- _The records_:
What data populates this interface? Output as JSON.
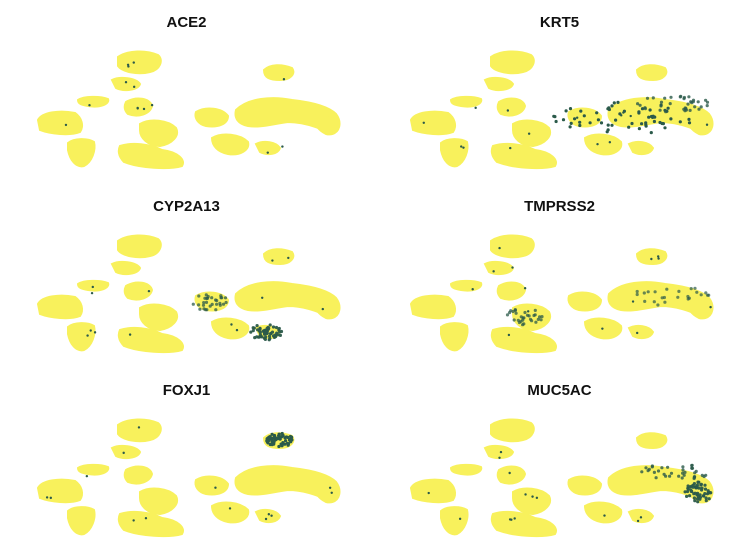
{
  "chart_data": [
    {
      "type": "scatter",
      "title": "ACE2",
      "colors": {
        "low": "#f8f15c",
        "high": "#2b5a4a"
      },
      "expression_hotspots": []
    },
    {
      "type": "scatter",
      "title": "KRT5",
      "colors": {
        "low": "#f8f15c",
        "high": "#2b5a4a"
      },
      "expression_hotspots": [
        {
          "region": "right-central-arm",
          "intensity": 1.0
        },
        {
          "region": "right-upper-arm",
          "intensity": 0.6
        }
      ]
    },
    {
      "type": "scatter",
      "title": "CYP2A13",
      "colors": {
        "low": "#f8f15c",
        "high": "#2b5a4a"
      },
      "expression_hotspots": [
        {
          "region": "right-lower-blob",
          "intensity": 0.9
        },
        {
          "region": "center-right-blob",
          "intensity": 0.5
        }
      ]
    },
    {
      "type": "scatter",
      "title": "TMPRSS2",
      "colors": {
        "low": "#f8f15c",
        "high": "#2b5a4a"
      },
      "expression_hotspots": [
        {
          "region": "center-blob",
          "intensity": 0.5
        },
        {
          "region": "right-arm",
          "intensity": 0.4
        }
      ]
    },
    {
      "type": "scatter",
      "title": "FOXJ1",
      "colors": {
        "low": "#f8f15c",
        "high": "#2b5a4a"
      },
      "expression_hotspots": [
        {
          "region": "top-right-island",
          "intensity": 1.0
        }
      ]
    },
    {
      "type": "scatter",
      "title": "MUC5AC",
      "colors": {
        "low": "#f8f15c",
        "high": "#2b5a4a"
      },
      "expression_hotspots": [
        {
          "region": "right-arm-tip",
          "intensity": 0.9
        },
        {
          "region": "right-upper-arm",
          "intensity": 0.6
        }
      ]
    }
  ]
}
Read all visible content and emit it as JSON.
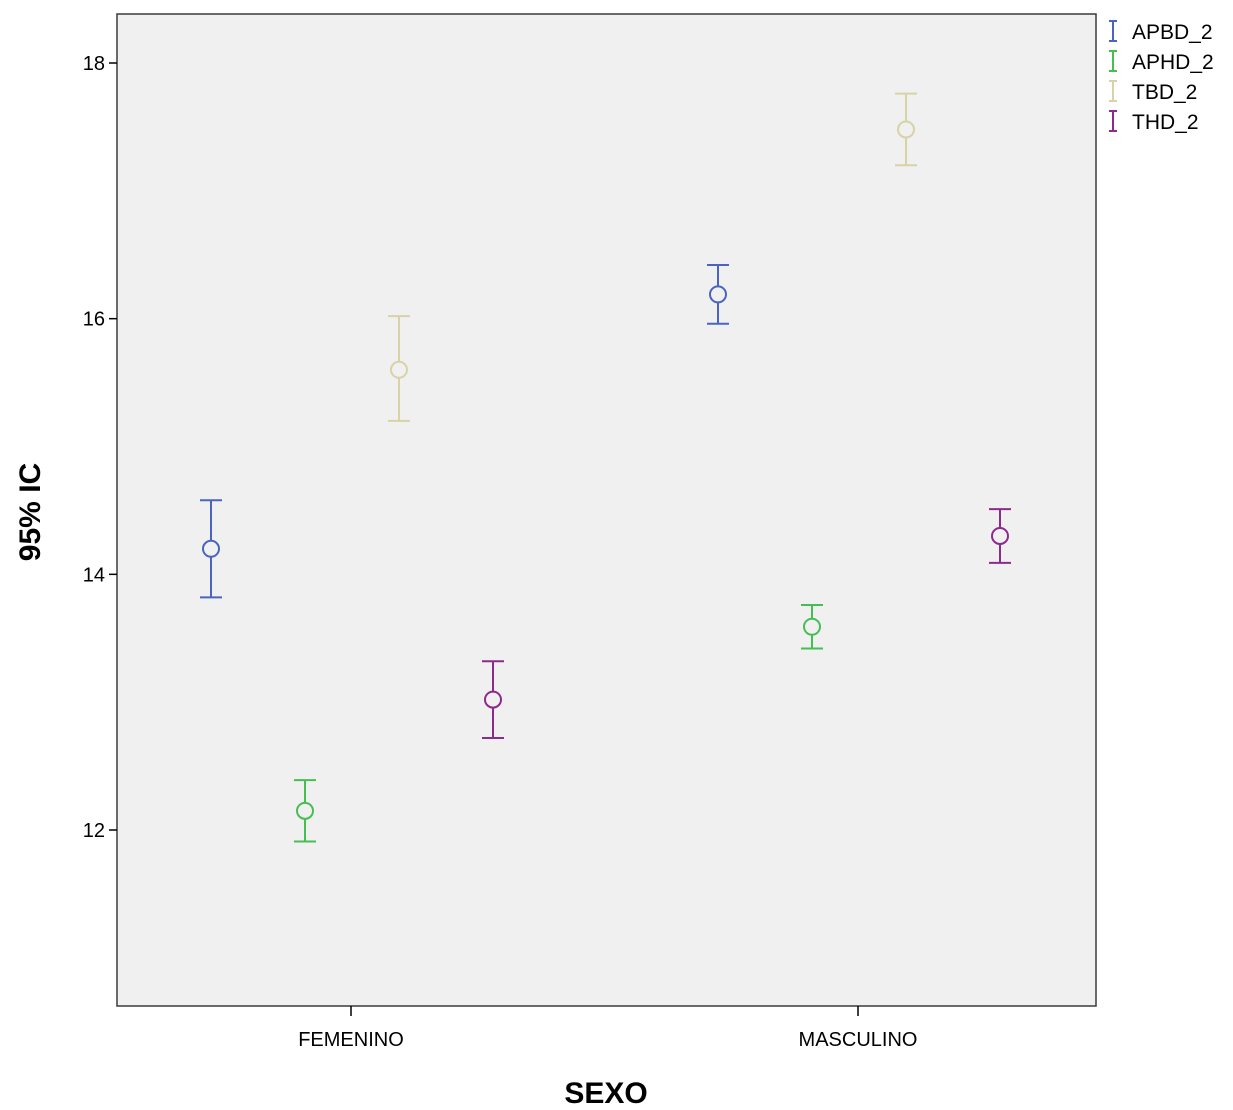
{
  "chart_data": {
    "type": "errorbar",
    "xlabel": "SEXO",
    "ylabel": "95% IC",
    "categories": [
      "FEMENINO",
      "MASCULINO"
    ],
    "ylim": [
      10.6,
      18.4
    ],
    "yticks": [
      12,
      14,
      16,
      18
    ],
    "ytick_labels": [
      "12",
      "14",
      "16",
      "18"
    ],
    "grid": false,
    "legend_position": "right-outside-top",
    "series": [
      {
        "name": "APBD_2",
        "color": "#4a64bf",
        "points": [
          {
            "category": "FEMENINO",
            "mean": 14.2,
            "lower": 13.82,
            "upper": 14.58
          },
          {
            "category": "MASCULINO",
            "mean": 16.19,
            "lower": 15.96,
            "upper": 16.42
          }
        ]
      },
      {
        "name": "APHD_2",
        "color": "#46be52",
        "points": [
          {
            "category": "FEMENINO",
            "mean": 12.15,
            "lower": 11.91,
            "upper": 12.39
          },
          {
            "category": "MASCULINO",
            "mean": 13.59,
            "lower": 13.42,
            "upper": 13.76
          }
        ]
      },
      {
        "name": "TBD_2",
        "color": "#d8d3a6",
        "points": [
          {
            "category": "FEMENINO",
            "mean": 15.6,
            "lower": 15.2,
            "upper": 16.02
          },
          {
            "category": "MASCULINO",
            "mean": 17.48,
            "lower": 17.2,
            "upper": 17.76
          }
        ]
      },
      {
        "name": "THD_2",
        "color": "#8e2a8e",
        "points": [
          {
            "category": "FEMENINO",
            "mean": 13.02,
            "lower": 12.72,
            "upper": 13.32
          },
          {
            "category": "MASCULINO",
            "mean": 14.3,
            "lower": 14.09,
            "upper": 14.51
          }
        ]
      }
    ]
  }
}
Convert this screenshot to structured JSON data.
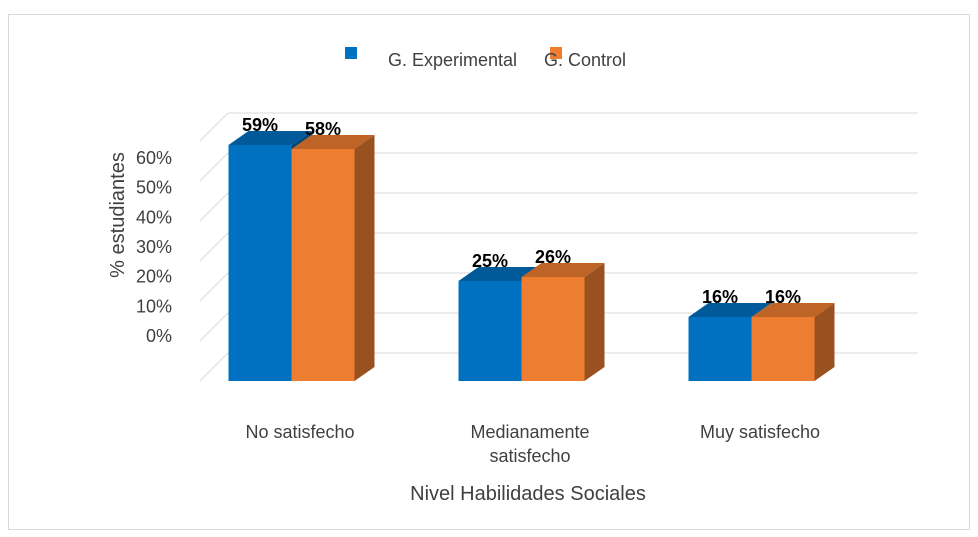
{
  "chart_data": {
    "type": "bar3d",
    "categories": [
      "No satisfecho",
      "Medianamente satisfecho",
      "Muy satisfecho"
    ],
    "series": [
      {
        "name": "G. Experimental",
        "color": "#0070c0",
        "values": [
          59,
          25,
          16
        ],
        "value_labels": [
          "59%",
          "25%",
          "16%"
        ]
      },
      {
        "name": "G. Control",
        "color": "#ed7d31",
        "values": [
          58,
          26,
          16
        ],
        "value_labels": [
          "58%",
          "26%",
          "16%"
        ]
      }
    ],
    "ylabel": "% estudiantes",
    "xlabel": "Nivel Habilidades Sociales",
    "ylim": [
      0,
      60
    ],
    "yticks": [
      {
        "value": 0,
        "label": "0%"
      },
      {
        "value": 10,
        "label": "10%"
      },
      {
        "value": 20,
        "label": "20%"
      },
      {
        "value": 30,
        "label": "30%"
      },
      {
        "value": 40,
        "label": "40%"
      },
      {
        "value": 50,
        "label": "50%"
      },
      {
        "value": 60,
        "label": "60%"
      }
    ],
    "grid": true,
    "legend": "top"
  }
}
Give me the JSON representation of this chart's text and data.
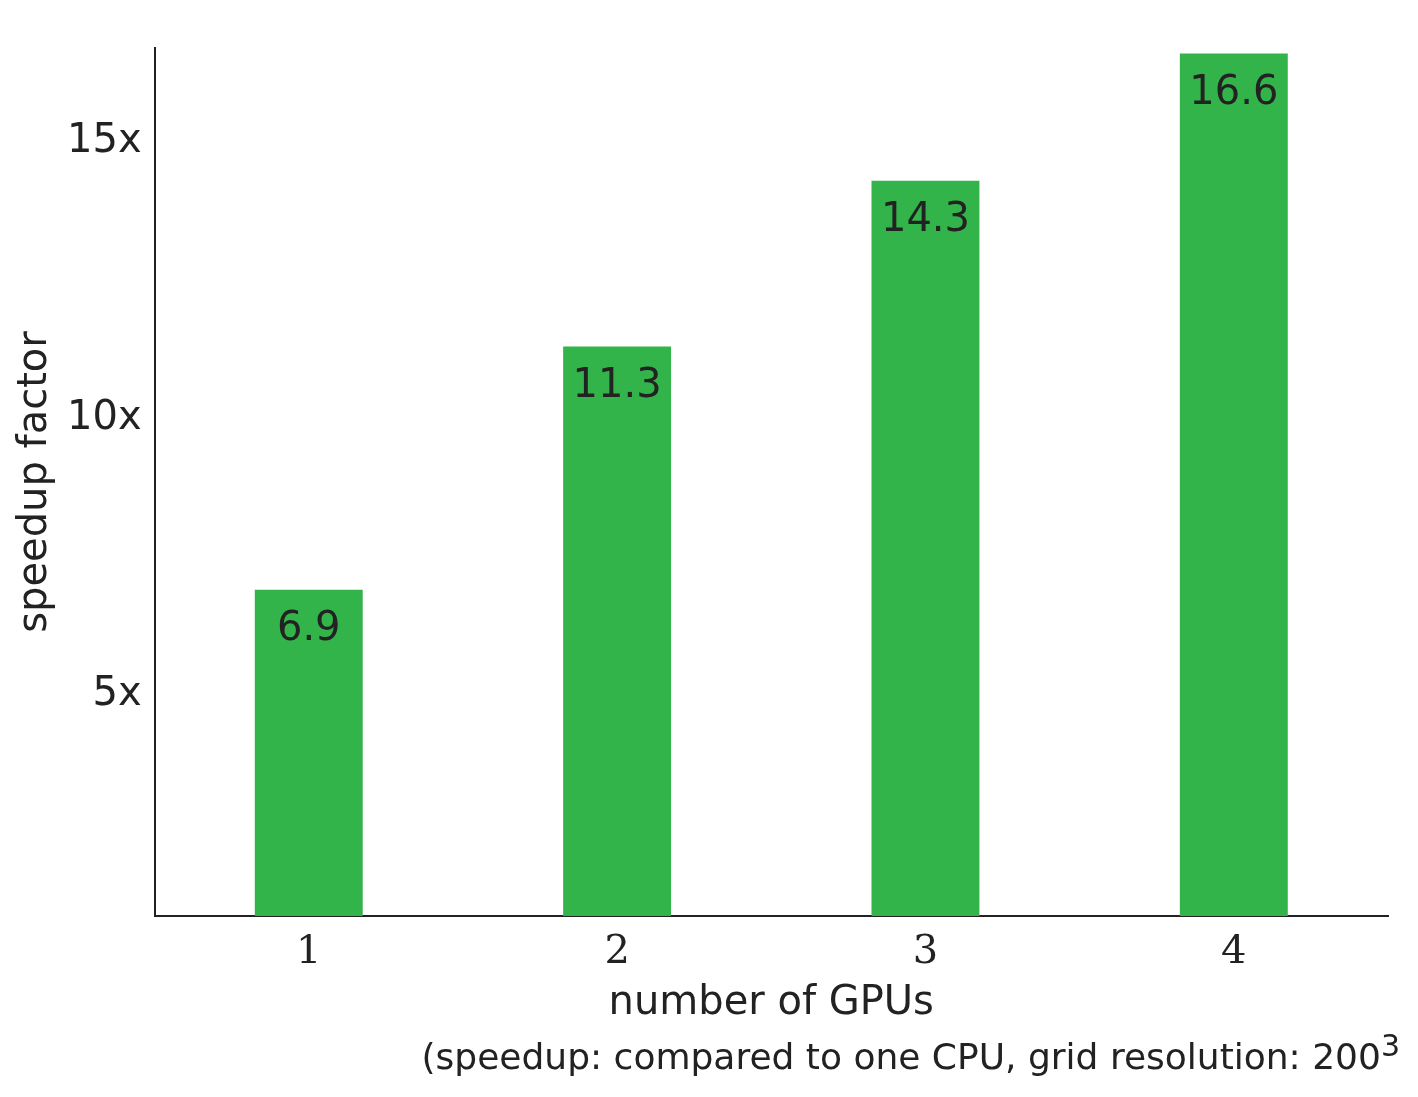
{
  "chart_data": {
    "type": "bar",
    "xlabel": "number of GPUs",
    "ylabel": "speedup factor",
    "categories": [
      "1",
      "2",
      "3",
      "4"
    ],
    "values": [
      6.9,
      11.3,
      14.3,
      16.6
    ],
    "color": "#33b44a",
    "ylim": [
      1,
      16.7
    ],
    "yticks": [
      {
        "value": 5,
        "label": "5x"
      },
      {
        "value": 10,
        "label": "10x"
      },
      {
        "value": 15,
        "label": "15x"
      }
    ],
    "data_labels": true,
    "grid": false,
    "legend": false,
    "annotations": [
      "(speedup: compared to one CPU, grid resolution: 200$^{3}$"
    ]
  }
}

- _Problem requirements_: Pictures stay out of the copy; please restate every record above exactly.

- _Completed task_:
What data populates this interface? Output as JSON.
{
  "chart_data": [
    {
      "type": "scatter",
      "title": "ACE2",
      "colors": {
        "low": "#f8f15c",
        "high": "#2b5a4a"
      },
      "expression_hotspots": []
    },
    {
      "type": "scatter",
      "title": "KRT5",
      "colors": {
        "low": "#f8f15c",
        "high": "#2b5a4a"
      },
      "expression_hotspots": [
        {
          "region": "right-central-arm",
          "intensity": 1.0
        },
        {
          "region": "right-upper-arm",
          "intensity": 0.6
        }
      ]
    },
    {
      "type": "scatter",
      "title": "CYP2A13",
      "colors": {
        "low": "#f8f15c",
        "high": "#2b5a4a"
      },
      "expression_hotspots": [
        {
          "region": "right-lower-blob",
          "intensity": 0.9
        },
        {
          "region": "center-right-blob",
          "intensity": 0.5
        }
      ]
    },
    {
      "type": "scatter",
      "title": "TMPRSS2",
      "colors": {
        "low": "#f8f15c",
        "high": "#2b5a4a"
      },
      "expression_hotspots": [
        {
          "region": "center-blob",
          "intensity": 0.5
        },
        {
          "region": "right-arm",
          "intensity": 0.4
        }
      ]
    },
    {
      "type": "scatter",
      "title": "FOXJ1",
      "colors": {
        "low": "#f8f15c",
        "high": "#2b5a4a"
      },
      "expression_hotspots": [
        {
          "region": "top-right-island",
          "intensity": 1.0
        }
      ]
    },
    {
      "type": "scatter",
      "title": "MUC5AC",
      "colors": {
        "low": "#f8f15c",
        "high": "#2b5a4a"
      },
      "expression_hotspots": [
        {
          "region": "right-arm-tip",
          "intensity": 0.9
        },
        {
          "region": "right-upper-arm",
          "intensity": 0.6
        }
      ]
    }
  ]
}
Read all visible content and emit it as JSON.
{
  "chart_data": {
    "type": "errorbar",
    "xlabel": "SEXO",
    "ylabel": "95% IC",
    "categories": [
      "FEMENINO",
      "MASCULINO"
    ],
    "ylim": [
      10.6,
      18.4
    ],
    "yticks": [
      12,
      14,
      16,
      18
    ],
    "ytick_labels": [
      "12",
      "14",
      "16",
      "18"
    ],
    "grid": false,
    "legend_position": "right-outside-top",
    "series": [
      {
        "name": "APBD_2",
        "color": "#4a64bf",
        "points": [
          {
            "category": "FEMENINO",
            "mean": 14.2,
            "lower": 13.82,
            "upper": 14.58
          },
          {
            "category": "MASCULINO",
            "mean": 16.19,
            "lower": 15.96,
            "upper": 16.42
          }
        ]
      },
      {
        "name": "APHD_2",
        "color": "#46be52",
        "points": [
          {
            "category": "FEMENINO",
            "mean": 12.15,
            "lower": 11.91,
            "upper": 12.39
          },
          {
            "category": "MASCULINO",
            "mean": 13.59,
            "lower": 13.42,
            "upper": 13.76
          }
        ]
      },
      {
        "name": "TBD_2",
        "color": "#d8d3a6",
        "points": [
          {
            "category": "FEMENINO",
            "mean": 15.6,
            "lower": 15.2,
            "upper": 16.02
          },
          {
            "category": "MASCULINO",
            "mean": 17.48,
            "lower": 17.2,
            "upper": 17.76
          }
        ]
      },
      {
        "name": "THD_2",
        "color": "#8e2a8e",
        "points": [
          {
            "category": "FEMENINO",
            "mean": 13.02,
            "lower": 12.72,
            "upper": 13.32
          },
          {
            "category": "MASCULINO",
            "mean": 14.3,
            "lower": 14.09,
            "upper": 14.51
          }
        ]
      }
    ]
  }
}
Convert this screenshot to structured JSON data.
{
  "chart_data": {
    "type": "bar3d",
    "categories": [
      "No satisfecho",
      "Medianamente satisfecho",
      "Muy satisfecho"
    ],
    "series": [
      {
        "name": "G. Experimental",
        "color": "#0070c0",
        "values": [
          59,
          25,
          16
        ],
        "value_labels": [
          "59%",
          "25%",
          "16%"
        ]
      },
      {
        "name": "G. Control",
        "color": "#ed7d31",
        "values": [
          58,
          26,
          16
        ],
        "value_labels": [
          "58%",
          "26%",
          "16%"
        ]
      }
    ],
    "ylabel": "% estudiantes",
    "xlabel": "Nivel Habilidades Sociales",
    "ylim": [
      0,
      60
    ],
    "yticks": [
      {
        "value": 0,
        "label": "0%"
      },
      {
        "value": 10,
        "label": "10%"
      },
      {
        "value": 20,
        "label": "20%"
      },
      {
        "value": 30,
        "label": "30%"
      },
      {
        "value": 40,
        "label": "40%"
      },
      {
        "value": 50,
        "label": "50%"
      },
      {
        "value": 60,
        "label": "60%"
      }
    ],
    "grid": true,
    "legend": "top"
  }
}
Give me the JSON representation of this chart's text and data.
{
  "chart_data": {
    "type": "bar",
    "xlabel": "number of GPUs",
    "ylabel": "speedup factor",
    "categories": [
      "1",
      "2",
      "3",
      "4"
    ],
    "values": [
      6.9,
      11.3,
      14.3,
      16.6
    ],
    "color": "#33b44a",
    "ylim": [
      1,
      16.7
    ],
    "yticks": [
      {
        "value": 5,
        "label": "5x"
      },
      {
        "value": 10,
        "label": "10x"
      },
      {
        "value": 15,
        "label": "15x"
      }
    ],
    "data_labels": true,
    "grid": false,
    "legend": false,
    "annotations": [
      "(speedup: compared to one CPU, grid resolution: 200$^{3}$"
    ]
  }
}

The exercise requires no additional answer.